Problem statement => Among the entries below, count the lines where the string "データベース" occurs, and give only the number.

## BEGIN Data in this exercise

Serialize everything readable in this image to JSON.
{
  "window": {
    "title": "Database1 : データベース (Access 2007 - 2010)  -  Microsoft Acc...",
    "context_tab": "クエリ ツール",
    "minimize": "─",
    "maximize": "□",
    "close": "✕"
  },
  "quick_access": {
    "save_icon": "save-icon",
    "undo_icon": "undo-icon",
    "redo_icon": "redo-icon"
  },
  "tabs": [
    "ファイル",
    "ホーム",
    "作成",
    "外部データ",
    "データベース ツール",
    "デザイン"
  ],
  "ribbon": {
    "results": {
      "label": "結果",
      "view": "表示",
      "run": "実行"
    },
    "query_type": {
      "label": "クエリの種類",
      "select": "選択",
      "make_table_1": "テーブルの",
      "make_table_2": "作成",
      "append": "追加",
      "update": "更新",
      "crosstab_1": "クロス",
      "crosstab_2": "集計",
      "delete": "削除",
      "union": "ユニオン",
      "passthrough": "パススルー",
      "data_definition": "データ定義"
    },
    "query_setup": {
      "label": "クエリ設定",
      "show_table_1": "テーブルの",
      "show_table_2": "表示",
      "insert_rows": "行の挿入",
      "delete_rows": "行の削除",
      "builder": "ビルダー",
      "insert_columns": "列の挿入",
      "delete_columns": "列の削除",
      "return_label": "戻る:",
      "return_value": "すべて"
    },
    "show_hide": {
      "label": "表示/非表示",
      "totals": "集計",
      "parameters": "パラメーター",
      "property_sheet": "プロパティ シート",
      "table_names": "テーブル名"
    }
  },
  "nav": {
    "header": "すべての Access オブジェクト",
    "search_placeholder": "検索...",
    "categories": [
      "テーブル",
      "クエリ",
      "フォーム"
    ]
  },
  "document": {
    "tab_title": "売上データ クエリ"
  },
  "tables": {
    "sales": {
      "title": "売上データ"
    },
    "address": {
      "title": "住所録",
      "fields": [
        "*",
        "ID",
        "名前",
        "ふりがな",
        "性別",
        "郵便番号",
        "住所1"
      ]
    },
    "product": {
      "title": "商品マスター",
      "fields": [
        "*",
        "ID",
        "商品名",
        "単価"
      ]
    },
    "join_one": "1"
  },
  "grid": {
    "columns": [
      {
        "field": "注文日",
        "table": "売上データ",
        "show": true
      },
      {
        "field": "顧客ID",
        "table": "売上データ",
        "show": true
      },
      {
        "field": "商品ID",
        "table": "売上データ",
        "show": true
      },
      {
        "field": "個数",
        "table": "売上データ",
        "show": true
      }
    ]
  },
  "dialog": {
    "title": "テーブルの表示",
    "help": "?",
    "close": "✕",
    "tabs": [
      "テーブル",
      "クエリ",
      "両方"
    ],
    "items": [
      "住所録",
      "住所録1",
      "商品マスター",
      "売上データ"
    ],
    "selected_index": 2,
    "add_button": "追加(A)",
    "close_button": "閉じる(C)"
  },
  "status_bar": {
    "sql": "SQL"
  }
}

## END Data in this exercise

Full output => 2